** START Given information **
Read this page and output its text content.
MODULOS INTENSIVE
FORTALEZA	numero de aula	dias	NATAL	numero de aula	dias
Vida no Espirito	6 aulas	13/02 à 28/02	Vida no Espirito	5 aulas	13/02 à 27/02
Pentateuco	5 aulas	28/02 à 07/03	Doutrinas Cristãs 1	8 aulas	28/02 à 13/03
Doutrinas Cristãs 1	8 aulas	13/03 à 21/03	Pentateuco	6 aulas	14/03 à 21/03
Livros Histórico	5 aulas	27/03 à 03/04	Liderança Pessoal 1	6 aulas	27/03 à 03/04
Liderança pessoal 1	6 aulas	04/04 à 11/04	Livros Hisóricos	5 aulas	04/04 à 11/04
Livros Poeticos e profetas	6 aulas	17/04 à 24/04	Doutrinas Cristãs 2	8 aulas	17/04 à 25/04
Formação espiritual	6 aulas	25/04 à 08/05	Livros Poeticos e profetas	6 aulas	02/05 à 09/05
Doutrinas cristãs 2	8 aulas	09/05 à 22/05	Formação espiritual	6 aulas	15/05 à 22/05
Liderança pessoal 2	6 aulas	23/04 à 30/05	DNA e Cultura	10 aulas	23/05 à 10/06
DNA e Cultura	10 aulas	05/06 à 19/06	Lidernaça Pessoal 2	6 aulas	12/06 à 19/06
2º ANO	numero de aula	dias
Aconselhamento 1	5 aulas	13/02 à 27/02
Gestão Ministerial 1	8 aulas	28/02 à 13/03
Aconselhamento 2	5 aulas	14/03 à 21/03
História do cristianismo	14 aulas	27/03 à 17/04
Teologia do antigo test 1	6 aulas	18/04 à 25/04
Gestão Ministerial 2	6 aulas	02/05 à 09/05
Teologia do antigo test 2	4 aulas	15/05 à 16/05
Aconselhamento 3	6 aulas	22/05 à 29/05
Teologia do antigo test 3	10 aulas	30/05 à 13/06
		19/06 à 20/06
** END Given information **
Determine the number of lines in the listing that contain the string "Cultura". Write that number and nothing else.

2